Task goal
Give the number of lines in the records below that include "background", and nothing more.

▶

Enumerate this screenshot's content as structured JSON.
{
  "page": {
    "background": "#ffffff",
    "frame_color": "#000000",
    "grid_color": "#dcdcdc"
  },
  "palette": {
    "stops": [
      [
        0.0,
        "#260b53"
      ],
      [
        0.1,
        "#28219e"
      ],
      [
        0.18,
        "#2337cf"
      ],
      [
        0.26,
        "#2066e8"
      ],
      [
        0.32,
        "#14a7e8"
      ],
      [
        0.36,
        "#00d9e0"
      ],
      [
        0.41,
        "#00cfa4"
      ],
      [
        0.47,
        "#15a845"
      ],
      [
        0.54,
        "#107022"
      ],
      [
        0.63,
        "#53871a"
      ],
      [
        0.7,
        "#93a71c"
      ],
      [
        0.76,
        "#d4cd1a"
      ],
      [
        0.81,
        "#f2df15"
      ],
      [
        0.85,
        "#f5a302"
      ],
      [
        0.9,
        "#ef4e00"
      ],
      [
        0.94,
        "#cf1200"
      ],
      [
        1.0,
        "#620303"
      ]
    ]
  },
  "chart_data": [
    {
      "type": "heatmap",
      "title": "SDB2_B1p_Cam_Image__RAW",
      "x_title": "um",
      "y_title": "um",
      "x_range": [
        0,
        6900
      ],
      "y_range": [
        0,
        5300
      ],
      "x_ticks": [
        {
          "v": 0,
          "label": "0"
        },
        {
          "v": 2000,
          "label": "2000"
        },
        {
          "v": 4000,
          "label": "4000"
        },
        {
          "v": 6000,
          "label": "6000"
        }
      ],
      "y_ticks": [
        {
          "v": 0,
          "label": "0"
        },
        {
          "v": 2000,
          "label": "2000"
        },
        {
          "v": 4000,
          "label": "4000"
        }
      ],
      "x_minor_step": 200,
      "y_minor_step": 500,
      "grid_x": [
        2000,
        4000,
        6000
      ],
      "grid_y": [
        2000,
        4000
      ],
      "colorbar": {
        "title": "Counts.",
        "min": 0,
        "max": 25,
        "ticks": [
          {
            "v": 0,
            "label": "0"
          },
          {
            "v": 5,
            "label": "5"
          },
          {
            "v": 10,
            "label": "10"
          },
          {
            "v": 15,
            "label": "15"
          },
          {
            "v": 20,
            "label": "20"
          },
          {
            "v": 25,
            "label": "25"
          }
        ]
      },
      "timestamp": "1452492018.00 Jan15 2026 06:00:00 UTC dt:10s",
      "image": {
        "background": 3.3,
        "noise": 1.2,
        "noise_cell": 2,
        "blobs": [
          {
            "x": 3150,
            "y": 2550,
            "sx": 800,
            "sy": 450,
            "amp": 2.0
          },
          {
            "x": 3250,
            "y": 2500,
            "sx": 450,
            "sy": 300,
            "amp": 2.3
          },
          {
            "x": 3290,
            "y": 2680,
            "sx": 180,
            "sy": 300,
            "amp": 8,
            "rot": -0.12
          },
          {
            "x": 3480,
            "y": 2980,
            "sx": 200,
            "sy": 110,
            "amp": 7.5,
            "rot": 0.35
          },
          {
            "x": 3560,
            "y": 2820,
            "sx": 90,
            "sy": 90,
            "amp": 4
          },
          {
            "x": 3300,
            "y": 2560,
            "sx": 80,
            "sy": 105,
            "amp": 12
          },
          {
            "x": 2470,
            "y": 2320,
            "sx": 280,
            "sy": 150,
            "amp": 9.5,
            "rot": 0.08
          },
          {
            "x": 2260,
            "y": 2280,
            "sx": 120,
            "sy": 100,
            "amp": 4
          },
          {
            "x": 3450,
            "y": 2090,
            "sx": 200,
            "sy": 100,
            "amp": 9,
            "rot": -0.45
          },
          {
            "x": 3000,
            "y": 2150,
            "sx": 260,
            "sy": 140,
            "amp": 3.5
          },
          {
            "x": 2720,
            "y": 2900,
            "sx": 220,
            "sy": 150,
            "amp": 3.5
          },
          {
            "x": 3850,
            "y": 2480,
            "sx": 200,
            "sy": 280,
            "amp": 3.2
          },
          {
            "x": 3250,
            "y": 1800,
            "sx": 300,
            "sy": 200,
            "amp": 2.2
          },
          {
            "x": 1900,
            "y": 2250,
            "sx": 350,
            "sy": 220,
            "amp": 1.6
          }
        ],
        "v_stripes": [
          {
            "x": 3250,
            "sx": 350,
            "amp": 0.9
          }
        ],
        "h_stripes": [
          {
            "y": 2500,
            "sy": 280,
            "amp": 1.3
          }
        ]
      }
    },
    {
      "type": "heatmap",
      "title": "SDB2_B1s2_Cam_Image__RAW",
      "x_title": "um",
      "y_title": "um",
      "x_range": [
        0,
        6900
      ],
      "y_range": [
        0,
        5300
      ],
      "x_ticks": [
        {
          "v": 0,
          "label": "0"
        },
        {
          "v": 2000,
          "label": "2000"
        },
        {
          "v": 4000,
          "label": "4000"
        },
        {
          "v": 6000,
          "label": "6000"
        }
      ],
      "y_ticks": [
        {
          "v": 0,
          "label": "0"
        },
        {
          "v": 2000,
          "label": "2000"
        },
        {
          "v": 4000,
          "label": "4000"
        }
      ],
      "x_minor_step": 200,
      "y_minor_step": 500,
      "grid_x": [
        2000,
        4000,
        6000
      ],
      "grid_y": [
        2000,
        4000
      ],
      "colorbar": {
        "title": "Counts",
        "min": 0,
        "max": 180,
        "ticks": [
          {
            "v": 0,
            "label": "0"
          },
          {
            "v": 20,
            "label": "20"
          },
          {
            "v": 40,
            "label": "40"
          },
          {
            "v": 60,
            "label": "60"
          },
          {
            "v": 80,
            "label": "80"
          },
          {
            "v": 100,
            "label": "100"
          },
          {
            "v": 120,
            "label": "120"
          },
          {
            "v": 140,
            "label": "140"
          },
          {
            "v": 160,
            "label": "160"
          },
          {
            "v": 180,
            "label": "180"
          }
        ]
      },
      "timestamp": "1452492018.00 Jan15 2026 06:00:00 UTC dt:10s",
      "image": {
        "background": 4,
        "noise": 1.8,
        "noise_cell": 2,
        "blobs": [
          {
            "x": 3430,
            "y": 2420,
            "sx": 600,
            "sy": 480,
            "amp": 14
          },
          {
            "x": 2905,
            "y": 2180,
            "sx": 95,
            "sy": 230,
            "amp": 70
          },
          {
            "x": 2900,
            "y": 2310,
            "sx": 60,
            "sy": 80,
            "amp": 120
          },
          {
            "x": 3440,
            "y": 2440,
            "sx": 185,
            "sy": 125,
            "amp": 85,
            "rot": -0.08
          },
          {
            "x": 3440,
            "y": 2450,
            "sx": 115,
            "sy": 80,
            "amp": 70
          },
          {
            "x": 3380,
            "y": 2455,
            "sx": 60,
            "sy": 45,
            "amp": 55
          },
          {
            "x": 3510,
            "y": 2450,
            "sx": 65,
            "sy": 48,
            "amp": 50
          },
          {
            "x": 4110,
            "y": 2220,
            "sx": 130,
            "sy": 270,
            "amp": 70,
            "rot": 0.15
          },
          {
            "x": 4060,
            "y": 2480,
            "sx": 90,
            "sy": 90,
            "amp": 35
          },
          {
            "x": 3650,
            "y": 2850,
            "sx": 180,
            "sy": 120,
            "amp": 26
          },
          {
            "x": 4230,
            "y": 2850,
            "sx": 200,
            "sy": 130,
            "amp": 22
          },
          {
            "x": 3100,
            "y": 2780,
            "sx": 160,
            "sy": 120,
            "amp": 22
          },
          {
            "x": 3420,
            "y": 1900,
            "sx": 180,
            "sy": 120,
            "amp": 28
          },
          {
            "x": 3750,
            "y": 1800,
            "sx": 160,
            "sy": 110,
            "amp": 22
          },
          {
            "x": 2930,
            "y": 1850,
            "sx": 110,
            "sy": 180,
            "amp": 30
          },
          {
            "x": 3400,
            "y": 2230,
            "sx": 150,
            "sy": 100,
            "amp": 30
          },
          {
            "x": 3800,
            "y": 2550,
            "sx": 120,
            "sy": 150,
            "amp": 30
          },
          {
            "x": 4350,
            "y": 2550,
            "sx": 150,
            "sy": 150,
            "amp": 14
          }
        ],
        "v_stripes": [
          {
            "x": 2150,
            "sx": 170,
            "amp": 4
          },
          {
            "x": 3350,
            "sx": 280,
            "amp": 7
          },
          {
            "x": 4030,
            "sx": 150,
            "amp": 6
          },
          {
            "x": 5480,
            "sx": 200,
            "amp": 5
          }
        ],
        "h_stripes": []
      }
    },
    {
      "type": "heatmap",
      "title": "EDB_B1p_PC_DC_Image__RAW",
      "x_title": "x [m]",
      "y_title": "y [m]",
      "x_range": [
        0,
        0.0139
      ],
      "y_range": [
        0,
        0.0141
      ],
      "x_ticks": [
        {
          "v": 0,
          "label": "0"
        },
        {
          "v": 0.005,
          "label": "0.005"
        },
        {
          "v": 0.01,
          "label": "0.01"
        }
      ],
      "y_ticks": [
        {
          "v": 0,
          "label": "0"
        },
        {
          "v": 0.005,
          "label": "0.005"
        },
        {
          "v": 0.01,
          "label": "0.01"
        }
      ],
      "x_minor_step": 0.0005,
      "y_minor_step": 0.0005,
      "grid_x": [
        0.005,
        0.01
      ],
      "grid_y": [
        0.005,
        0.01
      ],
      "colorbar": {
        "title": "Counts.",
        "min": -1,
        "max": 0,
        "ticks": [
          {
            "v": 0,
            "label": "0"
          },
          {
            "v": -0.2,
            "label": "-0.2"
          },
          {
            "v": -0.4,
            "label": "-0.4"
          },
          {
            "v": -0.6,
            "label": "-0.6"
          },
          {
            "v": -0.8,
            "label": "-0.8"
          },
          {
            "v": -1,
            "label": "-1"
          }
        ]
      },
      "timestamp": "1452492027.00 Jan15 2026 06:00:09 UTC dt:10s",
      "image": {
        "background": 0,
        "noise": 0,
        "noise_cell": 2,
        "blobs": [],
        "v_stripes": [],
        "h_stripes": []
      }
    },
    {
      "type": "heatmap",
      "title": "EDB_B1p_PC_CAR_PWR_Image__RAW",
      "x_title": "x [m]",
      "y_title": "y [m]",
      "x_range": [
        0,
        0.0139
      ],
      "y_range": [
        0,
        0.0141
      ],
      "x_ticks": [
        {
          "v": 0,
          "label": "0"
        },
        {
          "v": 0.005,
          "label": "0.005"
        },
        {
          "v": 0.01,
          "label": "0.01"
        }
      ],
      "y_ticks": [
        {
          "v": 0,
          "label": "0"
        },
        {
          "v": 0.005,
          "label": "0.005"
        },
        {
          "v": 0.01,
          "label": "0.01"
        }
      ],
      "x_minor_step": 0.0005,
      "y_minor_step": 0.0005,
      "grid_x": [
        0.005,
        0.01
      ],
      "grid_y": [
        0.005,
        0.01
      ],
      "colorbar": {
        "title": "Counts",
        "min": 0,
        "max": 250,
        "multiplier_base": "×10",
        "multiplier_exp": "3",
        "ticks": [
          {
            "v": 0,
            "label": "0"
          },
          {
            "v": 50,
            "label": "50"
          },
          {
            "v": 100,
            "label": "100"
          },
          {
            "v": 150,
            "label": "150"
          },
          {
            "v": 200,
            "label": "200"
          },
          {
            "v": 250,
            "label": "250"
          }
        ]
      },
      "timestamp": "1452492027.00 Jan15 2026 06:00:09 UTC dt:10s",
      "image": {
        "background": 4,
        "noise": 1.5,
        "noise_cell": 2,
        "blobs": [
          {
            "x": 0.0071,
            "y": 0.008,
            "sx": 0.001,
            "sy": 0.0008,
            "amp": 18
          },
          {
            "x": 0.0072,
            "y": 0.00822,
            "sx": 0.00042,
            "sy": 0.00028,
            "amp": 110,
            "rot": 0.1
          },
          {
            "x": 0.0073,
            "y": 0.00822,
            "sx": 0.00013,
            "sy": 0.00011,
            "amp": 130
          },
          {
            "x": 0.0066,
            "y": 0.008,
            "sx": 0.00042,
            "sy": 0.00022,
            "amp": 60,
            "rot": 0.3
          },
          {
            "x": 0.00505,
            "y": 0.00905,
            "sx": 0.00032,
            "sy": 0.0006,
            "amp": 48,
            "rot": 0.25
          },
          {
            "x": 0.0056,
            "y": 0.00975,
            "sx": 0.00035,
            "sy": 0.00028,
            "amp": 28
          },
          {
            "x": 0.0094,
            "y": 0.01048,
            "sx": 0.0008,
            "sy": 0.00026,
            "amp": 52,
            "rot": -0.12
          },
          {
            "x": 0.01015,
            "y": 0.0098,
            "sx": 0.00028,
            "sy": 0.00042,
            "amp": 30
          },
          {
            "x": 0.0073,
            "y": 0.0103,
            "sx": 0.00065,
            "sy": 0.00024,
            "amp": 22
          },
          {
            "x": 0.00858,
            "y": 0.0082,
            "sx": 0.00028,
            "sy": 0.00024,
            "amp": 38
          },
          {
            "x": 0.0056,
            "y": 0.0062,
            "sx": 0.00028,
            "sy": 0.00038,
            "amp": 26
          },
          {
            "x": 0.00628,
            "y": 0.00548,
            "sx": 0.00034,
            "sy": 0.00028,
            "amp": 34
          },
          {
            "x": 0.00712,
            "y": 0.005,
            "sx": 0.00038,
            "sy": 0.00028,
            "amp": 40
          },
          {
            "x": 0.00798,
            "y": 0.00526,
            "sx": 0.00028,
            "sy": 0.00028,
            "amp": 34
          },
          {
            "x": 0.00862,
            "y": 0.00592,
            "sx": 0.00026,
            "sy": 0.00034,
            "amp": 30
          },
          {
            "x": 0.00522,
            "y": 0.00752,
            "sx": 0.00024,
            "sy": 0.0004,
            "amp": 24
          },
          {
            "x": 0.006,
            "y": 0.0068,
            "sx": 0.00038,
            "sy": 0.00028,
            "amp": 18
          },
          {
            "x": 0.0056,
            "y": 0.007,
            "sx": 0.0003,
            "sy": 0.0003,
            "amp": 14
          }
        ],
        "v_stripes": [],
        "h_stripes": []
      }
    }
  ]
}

◀

Task response
5